What to work on:
Show each line that has the string "providers" in it.

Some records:
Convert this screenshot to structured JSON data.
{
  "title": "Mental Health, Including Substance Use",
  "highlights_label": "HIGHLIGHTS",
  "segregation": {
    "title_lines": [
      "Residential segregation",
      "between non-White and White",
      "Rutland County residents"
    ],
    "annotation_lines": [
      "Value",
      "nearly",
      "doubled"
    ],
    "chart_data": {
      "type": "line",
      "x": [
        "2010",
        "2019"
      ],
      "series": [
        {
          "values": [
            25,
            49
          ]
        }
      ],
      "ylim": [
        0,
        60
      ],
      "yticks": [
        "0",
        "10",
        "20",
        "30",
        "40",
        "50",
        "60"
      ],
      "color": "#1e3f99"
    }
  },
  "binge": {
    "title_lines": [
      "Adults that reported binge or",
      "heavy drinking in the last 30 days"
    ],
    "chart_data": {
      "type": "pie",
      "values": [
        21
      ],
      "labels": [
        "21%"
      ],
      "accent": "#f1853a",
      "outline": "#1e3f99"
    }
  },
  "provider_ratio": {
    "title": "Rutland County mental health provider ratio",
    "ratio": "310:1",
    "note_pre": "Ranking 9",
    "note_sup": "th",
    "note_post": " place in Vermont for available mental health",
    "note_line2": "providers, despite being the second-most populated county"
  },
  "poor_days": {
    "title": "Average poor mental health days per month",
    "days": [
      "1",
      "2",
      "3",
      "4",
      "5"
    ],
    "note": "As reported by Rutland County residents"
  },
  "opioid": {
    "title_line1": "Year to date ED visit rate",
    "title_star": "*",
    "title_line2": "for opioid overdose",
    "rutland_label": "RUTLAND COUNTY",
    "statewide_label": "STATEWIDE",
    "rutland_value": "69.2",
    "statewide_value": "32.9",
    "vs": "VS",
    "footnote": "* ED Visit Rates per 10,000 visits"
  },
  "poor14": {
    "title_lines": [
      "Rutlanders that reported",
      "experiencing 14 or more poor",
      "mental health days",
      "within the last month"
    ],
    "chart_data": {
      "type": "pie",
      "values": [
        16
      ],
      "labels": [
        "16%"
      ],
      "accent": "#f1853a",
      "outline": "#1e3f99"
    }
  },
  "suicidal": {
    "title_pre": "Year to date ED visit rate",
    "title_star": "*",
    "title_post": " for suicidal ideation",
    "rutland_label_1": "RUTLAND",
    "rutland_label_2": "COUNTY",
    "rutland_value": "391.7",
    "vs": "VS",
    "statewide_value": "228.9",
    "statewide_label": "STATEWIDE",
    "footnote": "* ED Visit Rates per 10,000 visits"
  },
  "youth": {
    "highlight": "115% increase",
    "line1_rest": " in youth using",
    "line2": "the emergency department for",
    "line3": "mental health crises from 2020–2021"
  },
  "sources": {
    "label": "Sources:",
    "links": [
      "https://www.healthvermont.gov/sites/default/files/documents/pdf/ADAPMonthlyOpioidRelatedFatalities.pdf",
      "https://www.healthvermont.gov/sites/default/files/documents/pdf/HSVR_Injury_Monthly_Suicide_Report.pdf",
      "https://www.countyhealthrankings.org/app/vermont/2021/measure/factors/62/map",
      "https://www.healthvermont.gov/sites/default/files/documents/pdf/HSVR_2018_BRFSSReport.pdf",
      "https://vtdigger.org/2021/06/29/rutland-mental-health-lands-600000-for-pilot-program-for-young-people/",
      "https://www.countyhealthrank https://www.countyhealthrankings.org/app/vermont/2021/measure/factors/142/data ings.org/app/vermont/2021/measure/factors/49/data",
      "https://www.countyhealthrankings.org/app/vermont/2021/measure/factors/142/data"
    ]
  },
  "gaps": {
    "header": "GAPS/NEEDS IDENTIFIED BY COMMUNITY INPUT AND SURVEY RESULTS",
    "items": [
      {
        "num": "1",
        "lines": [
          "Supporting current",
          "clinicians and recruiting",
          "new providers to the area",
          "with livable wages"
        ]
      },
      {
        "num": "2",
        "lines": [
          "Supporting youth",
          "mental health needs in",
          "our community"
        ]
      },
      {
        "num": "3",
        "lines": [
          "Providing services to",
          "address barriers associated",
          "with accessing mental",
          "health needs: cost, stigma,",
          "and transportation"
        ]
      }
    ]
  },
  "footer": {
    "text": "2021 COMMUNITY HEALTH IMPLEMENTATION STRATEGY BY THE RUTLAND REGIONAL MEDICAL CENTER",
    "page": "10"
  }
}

Output below:
    "note_line2": "providers, despite being the second-most populated county"
          "new providers to the area",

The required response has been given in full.